From the first line to the last, copy the data exactly.

::: INPUT MATERIAL

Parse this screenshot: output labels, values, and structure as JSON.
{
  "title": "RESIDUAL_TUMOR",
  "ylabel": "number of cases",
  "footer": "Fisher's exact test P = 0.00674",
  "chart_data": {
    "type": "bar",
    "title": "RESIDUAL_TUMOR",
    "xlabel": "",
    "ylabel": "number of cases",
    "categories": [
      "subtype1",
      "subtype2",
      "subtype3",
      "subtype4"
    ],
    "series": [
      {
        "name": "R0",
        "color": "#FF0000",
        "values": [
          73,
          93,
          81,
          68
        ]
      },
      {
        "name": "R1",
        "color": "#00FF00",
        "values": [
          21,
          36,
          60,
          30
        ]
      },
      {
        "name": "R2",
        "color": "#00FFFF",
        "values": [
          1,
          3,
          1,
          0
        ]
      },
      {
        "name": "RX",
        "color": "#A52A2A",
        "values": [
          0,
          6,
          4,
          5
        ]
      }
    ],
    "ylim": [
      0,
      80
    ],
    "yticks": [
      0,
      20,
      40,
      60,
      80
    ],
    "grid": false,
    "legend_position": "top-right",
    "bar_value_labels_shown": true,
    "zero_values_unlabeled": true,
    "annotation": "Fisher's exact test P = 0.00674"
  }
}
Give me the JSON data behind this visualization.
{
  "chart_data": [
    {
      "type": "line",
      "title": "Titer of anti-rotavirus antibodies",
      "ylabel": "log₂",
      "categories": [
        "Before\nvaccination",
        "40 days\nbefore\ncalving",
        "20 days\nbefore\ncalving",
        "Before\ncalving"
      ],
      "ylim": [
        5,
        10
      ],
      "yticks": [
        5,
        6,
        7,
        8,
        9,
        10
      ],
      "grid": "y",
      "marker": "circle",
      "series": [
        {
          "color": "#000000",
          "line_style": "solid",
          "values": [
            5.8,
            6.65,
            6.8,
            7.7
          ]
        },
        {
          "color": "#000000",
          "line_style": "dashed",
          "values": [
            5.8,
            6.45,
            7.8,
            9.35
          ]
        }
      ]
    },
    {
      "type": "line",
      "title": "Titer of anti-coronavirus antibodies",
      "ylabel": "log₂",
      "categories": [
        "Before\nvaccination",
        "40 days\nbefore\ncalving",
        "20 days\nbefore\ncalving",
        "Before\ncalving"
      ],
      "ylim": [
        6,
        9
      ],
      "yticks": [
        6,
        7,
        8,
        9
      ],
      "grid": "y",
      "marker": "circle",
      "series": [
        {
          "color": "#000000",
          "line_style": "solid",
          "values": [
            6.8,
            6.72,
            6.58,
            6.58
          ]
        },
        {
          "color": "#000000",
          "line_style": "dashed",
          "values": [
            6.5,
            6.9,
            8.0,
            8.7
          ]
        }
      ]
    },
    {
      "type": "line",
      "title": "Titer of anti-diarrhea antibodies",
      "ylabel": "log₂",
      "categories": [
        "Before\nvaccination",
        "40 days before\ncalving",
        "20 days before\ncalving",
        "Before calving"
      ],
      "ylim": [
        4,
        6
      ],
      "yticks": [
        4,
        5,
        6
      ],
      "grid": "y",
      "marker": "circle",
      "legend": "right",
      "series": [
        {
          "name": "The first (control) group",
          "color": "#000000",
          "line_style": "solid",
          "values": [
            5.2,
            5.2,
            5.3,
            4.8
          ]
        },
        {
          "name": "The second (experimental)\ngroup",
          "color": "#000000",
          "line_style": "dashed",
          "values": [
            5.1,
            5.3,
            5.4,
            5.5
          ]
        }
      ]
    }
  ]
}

::::::

§ SOLVED EXERCISE:
Parse this screenshot: output labels, values, and structure as JSON.
{
  "title": "RESIDUAL_TUMOR",
  "ylabel": "number of cases",
  "footer": "Fisher's exact test P = 0.00674",
  "chart_data": {
    "type": "bar",
    "title": "RESIDUAL_TUMOR",
    "xlabel": "",
    "ylabel": "number of cases",
    "categories": [
      "subtype1",
      "subtype2",
      "subtype3",
      "subtype4"
    ],
    "series": [
      {
        "name": "R0",
        "color": "#FF0000",
        "values": [
          73,
          93,
          81,
          68
        ]
      },
      {
        "name": "R1",
        "color": "#00FF00",
        "values": [
          21,
          36,
          60,
          30
        ]
      },
      {
        "name": "R2",
        "color": "#00FFFF",
        "values": [
          1,
          3,
          1,
          0
        ]
      },
      {
        "name": "RX",
        "color": "#A52A2A",
        "values": [
          0,
          6,
          4,
          5
        ]
      }
    ],
    "ylim": [
      0,
      80
    ],
    "yticks": [
      0,
      20,
      40,
      60,
      80
    ],
    "grid": false,
    "legend_position": "top-right",
    "bar_value_labels_shown": true,
    "zero_values_unlabeled": true,
    "annotation": "Fisher's exact test P = 0.00674"
  }
}
Give me the JSON data behind this visualization.
{
  "chart_data": [
    {
      "type": "line",
      "title": "Titer of anti-rotavirus antibodies",
      "ylabel": "log₂",
      "categories": [
        "Before\nvaccination",
        "40 days\nbefore\ncalving",
        "20 days\nbefore\ncalving",
        "Before\ncalving"
      ],
      "ylim": [
        5,
        10
      ],
      "yticks": [
        5,
        6,
        7,
        8,
        9,
        10
      ],
      "grid": "y",
      "marker": "circle",
      "series": [
        {
          "color": "#000000",
          "line_style": "solid",
          "values": [
            5.8,
            6.65,
            6.8,
            7.7
          ]
        },
        {
          "color": "#000000",
          "line_style": "dashed",
          "values": [
            5.8,
            6.45,
            7.8,
            9.35
          ]
        }
      ]
    },
    {
      "type": "line",
      "title": "Titer of anti-coronavirus antibodies",
      "ylabel": "log₂",
      "categories": [
        "Before\nvaccination",
        "40 days\nbefore\ncalving",
        "20 days\nbefore\ncalving",
        "Before\ncalving"
      ],
      "ylim": [
        6,
        9
      ],
      "yticks": [
        6,
        7,
        8,
        9
      ],
      "grid": "y",
      "marker": "circle",
      "series": [
        {
          "color": "#000000",
          "line_style": "solid",
          "values": [
            6.8,
            6.72,
            6.58,
            6.58
          ]
        },
        {
          "color": "#000000",
          "line_style": "dashed",
          "values": [
            6.5,
            6.9,
            8.0,
            8.7
          ]
        }
      ]
    },
    {
      "type": "line",
      "title": "Titer of anti-diarrhea antibodies",
      "ylabel": "log₂",
      "categories": [
        "Before\nvaccination",
        "40 days before\ncalving",
        "20 days before\ncalving",
        "Before calving"
      ],
      "ylim": [
        4,
        6
      ],
      "yticks": [
        4,
        5,
        6
      ],
      "grid": "y",
      "marker": "circle",
      "legend": "right",
      "series": [
        {
          "name": "The first (control) group",
          "color": "#000000",
          "line_style": "solid",
          "values": [
            5.2,
            5.2,
            5.3,
            4.8
          ]
        },
        {
          "name": "The second (experimental)\ngroup",
          "color": "#000000",
          "line_style": "dashed",
          "values": [
            5.1,
            5.3,
            5.4,
            5.5
          ]
        }
      ]
    }
  ]
}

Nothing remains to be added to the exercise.